> _Dataset rows about figures_
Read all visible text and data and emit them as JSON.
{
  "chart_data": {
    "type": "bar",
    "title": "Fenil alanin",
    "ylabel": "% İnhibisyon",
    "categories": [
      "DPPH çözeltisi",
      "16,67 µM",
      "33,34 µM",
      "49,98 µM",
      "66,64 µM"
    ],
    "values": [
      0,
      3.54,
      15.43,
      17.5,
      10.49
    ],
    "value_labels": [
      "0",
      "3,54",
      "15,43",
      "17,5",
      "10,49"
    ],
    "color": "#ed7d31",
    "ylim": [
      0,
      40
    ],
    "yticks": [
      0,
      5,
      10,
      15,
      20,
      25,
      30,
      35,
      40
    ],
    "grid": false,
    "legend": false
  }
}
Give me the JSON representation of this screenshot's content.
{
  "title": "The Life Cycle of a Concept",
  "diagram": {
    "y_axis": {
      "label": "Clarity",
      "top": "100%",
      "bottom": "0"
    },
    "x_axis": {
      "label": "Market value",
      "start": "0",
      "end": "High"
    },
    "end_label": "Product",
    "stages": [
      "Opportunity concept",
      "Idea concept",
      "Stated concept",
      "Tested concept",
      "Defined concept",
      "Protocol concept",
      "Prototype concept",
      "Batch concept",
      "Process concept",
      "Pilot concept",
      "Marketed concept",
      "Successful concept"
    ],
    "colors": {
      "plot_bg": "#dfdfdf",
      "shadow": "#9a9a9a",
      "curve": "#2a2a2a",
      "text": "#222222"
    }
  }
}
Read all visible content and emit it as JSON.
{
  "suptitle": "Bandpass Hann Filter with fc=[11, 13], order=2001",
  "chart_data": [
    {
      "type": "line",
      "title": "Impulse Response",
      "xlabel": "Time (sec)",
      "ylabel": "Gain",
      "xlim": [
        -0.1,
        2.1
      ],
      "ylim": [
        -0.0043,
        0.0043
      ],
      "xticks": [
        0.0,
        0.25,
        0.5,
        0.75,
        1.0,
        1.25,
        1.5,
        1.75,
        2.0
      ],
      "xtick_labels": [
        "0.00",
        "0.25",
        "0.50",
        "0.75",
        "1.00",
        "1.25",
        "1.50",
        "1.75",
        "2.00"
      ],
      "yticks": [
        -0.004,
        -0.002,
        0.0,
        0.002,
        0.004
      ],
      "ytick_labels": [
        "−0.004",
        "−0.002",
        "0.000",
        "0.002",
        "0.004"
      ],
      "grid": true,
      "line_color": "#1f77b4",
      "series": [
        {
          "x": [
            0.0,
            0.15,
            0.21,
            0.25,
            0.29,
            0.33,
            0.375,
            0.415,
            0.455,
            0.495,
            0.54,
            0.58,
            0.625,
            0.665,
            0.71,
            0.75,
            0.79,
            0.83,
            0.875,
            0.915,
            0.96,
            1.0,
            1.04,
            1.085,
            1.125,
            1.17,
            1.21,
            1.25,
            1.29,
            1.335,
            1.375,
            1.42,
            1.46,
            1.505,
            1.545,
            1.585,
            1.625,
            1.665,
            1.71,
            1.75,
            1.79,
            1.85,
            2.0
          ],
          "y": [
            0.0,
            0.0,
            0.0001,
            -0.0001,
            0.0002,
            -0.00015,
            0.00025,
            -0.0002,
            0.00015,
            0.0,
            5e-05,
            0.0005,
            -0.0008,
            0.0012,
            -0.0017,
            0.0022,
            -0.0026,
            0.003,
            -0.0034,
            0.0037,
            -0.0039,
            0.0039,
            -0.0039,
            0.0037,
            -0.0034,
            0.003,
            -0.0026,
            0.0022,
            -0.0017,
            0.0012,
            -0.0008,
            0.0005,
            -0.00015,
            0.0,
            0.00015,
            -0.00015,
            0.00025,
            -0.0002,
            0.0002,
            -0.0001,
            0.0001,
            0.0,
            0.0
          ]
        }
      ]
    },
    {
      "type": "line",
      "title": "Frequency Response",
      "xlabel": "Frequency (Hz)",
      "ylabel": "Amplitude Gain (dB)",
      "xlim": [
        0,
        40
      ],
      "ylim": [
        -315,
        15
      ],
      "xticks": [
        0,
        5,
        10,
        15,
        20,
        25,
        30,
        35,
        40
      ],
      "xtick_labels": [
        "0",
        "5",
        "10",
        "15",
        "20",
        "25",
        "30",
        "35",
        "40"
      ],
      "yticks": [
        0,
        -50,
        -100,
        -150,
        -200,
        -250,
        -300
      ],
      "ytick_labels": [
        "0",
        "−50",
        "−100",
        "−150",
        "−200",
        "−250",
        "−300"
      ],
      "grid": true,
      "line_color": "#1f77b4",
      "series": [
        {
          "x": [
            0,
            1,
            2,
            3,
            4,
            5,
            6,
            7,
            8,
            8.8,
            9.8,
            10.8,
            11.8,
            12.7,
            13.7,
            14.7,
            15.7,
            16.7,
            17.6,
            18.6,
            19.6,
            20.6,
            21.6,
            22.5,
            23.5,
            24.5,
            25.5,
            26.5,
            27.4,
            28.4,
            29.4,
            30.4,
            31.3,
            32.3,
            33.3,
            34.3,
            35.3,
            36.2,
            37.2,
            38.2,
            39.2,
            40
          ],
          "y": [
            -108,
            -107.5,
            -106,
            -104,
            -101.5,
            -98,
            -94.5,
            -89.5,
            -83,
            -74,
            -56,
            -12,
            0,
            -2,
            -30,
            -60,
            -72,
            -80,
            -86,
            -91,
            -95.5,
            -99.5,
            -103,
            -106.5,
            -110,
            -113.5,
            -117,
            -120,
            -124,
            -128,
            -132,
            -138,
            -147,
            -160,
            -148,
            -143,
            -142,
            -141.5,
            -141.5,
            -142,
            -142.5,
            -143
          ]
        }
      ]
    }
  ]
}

> _REQUIREMENT_
Reproduce all of the records exactly.

> _REPLY TO THE TASK_
Read all visible text and data and emit them as JSON.
{
  "chart_data": {
    "type": "bar",
    "title": "Fenil alanin",
    "ylabel": "% İnhibisyon",
    "categories": [
      "DPPH çözeltisi",
      "16,67 µM",
      "33,34 µM",
      "49,98 µM",
      "66,64 µM"
    ],
    "values": [
      0,
      3.54,
      15.43,
      17.5,
      10.49
    ],
    "value_labels": [
      "0",
      "3,54",
      "15,43",
      "17,5",
      "10,49"
    ],
    "color": "#ed7d31",
    "ylim": [
      0,
      40
    ],
    "yticks": [
      0,
      5,
      10,
      15,
      20,
      25,
      30,
      35,
      40
    ],
    "grid": false,
    "legend": false
  }
}
Give me the JSON representation of this screenshot's content.
{
  "title": "The Life Cycle of a Concept",
  "diagram": {
    "y_axis": {
      "label": "Clarity",
      "top": "100%",
      "bottom": "0"
    },
    "x_axis": {
      "label": "Market value",
      "start": "0",
      "end": "High"
    },
    "end_label": "Product",
    "stages": [
      "Opportunity concept",
      "Idea concept",
      "Stated concept",
      "Tested concept",
      "Defined concept",
      "Protocol concept",
      "Prototype concept",
      "Batch concept",
      "Process concept",
      "Pilot concept",
      "Marketed concept",
      "Successful concept"
    ],
    "colors": {
      "plot_bg": "#dfdfdf",
      "shadow": "#9a9a9a",
      "curve": "#2a2a2a",
      "text": "#222222"
    }
  }
}
Read all visible content and emit it as JSON.
{
  "suptitle": "Bandpass Hann Filter with fc=[11, 13], order=2001",
  "chart_data": [
    {
      "type": "line",
      "title": "Impulse Response",
      "xlabel": "Time (sec)",
      "ylabel": "Gain",
      "xlim": [
        -0.1,
        2.1
      ],
      "ylim": [
        -0.0043,
        0.0043
      ],
      "xticks": [
        0.0,
        0.25,
        0.5,
        0.75,
        1.0,
        1.25,
        1.5,
        1.75,
        2.0
      ],
      "xtick_labels": [
        "0.00",
        "0.25",
        "0.50",
        "0.75",
        "1.00",
        "1.25",
        "1.50",
        "1.75",
        "2.00"
      ],
      "yticks": [
        -0.004,
        -0.002,
        0.0,
        0.002,
        0.004
      ],
      "ytick_labels": [
        "−0.004",
        "−0.002",
        "0.000",
        "0.002",
        "0.004"
      ],
      "grid": true,
      "line_color": "#1f77b4",
      "series": [
        {
          "x": [
            0.0,
            0.15,
            0.21,
            0.25,
            0.29,
            0.33,
            0.375,
            0.415,
            0.455,
            0.495,
            0.54,
            0.58,
            0.625,
            0.665,
            0.71,
            0.75,
            0.79,
            0.83,
            0.875,
            0.915,
            0.96,
            1.0,
            1.04,
            1.085,
            1.125,
            1.17,
            1.21,
            1.25,
            1.29,
            1.335,
            1.375,
            1.42,
            1.46,
            1.505,
            1.545,
            1.585,
            1.625,
            1.665,
            1.71,
            1.75,
            1.79,
            1.85,
            2.0
          ],
          "y": [
            0.0,
            0.0,
            0.0001,
            -0.0001,
            0.0002,
            -0.00015,
            0.00025,
            -0.0002,
            0.00015,
            0.0,
            5e-05,
            0.0005,
            -0.0008,
            0.0012,
            -0.0017,
            0.0022,
            -0.0026,
            0.003,
            -0.0034,
            0.0037,
            -0.0039,
            0.0039,
            -0.0039,
            0.0037,
            -0.0034,
            0.003,
            -0.0026,
            0.0022,
            -0.0017,
            0.0012,
            -0.0008,
            0.0005,
            -0.00015,
            0.0,
            0.00015,
            -0.00015,
            0.00025,
            -0.0002,
            0.0002,
            -0.0001,
            0.0001,
            0.0,
            0.0
          ]
        }
      ]
    },
    {
      "type": "line",
      "title": "Frequency Response",
      "xlabel": "Frequency (Hz)",
      "ylabel": "Amplitude Gain (dB)",
      "xlim": [
        0,
        40
      ],
      "ylim": [
        -315,
        15
      ],
      "xticks": [
        0,
        5,
        10,
        15,
        20,
        25,
        30,
        35,
        40
      ],
      "xtick_labels": [
        "0",
        "5",
        "10",
        "15",
        "20",
        "25",
        "30",
        "35",
        "40"
      ],
      "yticks": [
        0,
        -50,
        -100,
        -150,
        -200,
        -250,
        -300
      ],
      "ytick_labels": [
        "0",
        "−50",
        "−100",
        "−150",
        "−200",
        "−250",
        "−300"
      ],
      "grid": true,
      "line_color": "#1f77b4",
      "series": [
        {
          "x": [
            0,
            1,
            2,
            3,
            4,
            5,
            6,
            7,
            8,
            8.8,
            9.8,
            10.8,
            11.8,
            12.7,
            13.7,
            14.7,
            15.7,
            16.7,
            17.6,
            18.6,
            19.6,
            20.6,
            21.6,
            22.5,
            23.5,
            24.5,
            25.5,
            26.5,
            27.4,
            28.4,
            29.4,
            30.4,
            31.3,
            32.3,
            33.3,
            34.3,
            35.3,
            36.2,
            37.2,
            38.2,
            39.2,
            40
          ],
          "y": [
            -108,
            -107.5,
            -106,
            -104,
            -101.5,
            -98,
            -94.5,
            -89.5,
            -83,
            -74,
            -56,
            -12,
            0,
            -2,
            -30,
            -60,
            -72,
            -80,
            -86,
            -91,
            -95.5,
            -99.5,
            -103,
            -106.5,
            -110,
            -113.5,
            -117,
            -120,
            -124,
            -128,
            -132,
            -138,
            -147,
            -160,
            -148,
            -143,
            -142,
            -141.5,
            -141.5,
            -142,
            -142.5,
            -143
          ]
        }
      ]
    }
  ]
}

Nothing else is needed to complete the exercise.